Layout dataset entries:
####################

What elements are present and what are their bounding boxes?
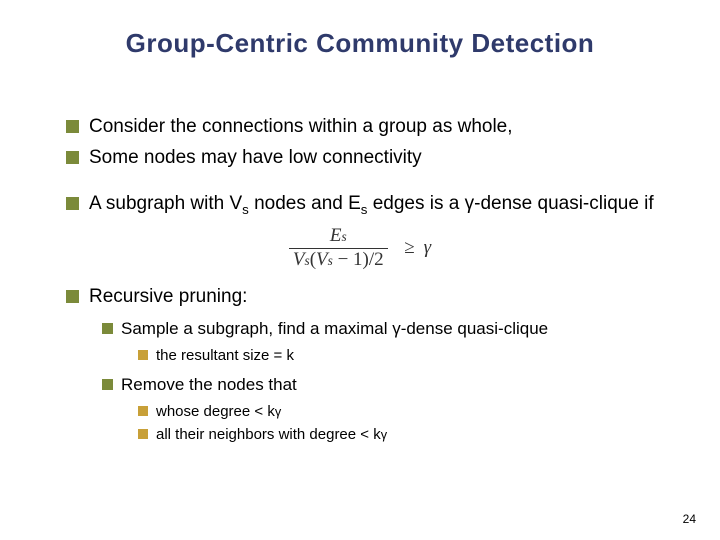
formula-block: Es Vs(Vs − 1)/2 ≥ γ [50, 226, 670, 271]
b3-mid: nodes and E [249, 193, 361, 214]
b3-pre: A subgraph with V [89, 193, 242, 214]
bullet-4-text: Recursive pruning: [89, 285, 247, 310]
square-bullet-icon [102, 323, 113, 334]
bullet-2: Some nodes may have low connectivity [66, 146, 670, 171]
bullet-4b1-text: whose degree < kγ [156, 402, 281, 422]
bullet-4b-text: Remove the nodes that [121, 374, 297, 396]
bullet-4a1-text: the resultant size = k [156, 346, 294, 366]
rhs-gamma: γ [424, 237, 432, 258]
b4b1-gamma: γ [275, 404, 281, 419]
square-bullet-icon [138, 429, 148, 439]
numerator: Es [289, 226, 388, 249]
slide-title: Group-Centric Community Detection [50, 28, 670, 59]
num-E: E [330, 225, 342, 246]
b3-tail: -dense quasi-clique if [474, 193, 654, 214]
den-tail: − 1)/2 [333, 249, 384, 270]
square-bullet-icon [66, 151, 79, 164]
den-V1: V [293, 249, 305, 270]
bullet-4b2: all their neighbors with degree < kγ [138, 425, 670, 445]
bullet-4a: Sample a subgraph, find a maximal γ-dens… [102, 318, 670, 340]
bullet-4: Recursive pruning: [66, 285, 670, 310]
b3-sub-s1: s [242, 202, 249, 217]
b4b1-pre: whose degree < k [156, 403, 275, 420]
square-bullet-icon [66, 120, 79, 133]
slide-container: Group-Centric Community Detection Consid… [0, 0, 720, 540]
bullet-1-text: Consider the connections within a group … [89, 115, 513, 140]
square-bullet-icon [102, 379, 113, 390]
denominator: Vs(Vs − 1)/2 [289, 249, 388, 271]
page-number: 24 [683, 512, 696, 526]
square-bullet-icon [138, 350, 148, 360]
b4b2-gamma: γ [381, 427, 387, 442]
square-bullet-icon [138, 406, 148, 416]
bullet-4a-text: Sample a subgraph, find a maximal γ-dens… [121, 318, 548, 340]
b3-gamma: γ [465, 193, 475, 214]
square-bullet-icon [66, 290, 79, 303]
b3-post: edges is a [367, 193, 464, 214]
b4b2-pre: all their neighbors with degree < k [156, 426, 381, 443]
bullet-1: Consider the connections within a group … [66, 115, 670, 140]
geq-sign: ≥ [404, 237, 414, 258]
bullet-4b: Remove the nodes that [102, 374, 670, 396]
bullet-4b1: whose degree < kγ [138, 402, 670, 422]
square-bullet-icon [66, 197, 79, 210]
fraction: Es Vs(Vs − 1)/2 [289, 226, 388, 271]
bullet-4a1: the resultant size = k [138, 346, 670, 366]
bullet-2-text: Some nodes may have low connectivity [89, 146, 422, 171]
formula: Es Vs(Vs − 1)/2 ≥ γ [289, 226, 431, 271]
num-s: s [341, 229, 346, 244]
bullet-3-text: A subgraph with Vs nodes and Es edges is… [89, 192, 654, 218]
bullet-3: A subgraph with Vs nodes and Es edges is… [66, 192, 670, 218]
den-V2: V [316, 249, 328, 270]
bullet-4b2-text: all their neighbors with degree < kγ [156, 425, 387, 445]
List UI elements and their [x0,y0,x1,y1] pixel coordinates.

####################

#### [What this task involves]
Please lay out the material from the line with "formula-block: Es Vs(Vs" to the line with "square-bullet-icon [66, 151, 79, 164]" as a Markdown table with the columns Row and Line, skipping any blank lines.

#### [Answer for the task]
| Row | Line |
|---|---|
| 1 | formula-block: Es Vs(Vs − 1)/2 ≥ γ [50, 226, 670, 271] |
| 2 | b3-mid: nodes and E [249, 193, 361, 214] |
| 3 | b3-pre: A subgraph with V [89, 193, 242, 214] |
| 4 | bullet-4-text: Recursive pruning: [89, 285, 247, 310] |
| 5 | square-bullet-icon [102, 323, 113, 334] |
| 6 | bullet-2: Some nodes may have low connectivity [66, 146, 670, 171] |
| 7 | bullet-4b1-text: whose degree < kγ [156, 402, 281, 422] |
| 8 | bullet-4b-text: Remove the nodes that [121, 374, 297, 396] |
| 9 | bullet-4a1-text: the resultant size = k [156, 346, 294, 366] |
| 10 | rhs-gamma: γ [424, 237, 432, 258] |
| 11 | b4b1-gamma: γ [275, 404, 281, 419] |
| 12 | square-bullet-icon [138, 429, 148, 439] |
| 13 | numerator: Es [289, 226, 388, 249] |
| 14 | slide-title: Group-Centric Community Detection [50, 28, 670, 59] |
| 15 | num-E: E [330, 225, 342, 246] |
| 16 | b3-tail: -dense quasi-clique if [474, 193, 654, 214] |
| 17 | den-tail: − 1)/2 [333, 249, 384, 270] |
| 18 | square-bullet-icon [66, 151, 79, 164] |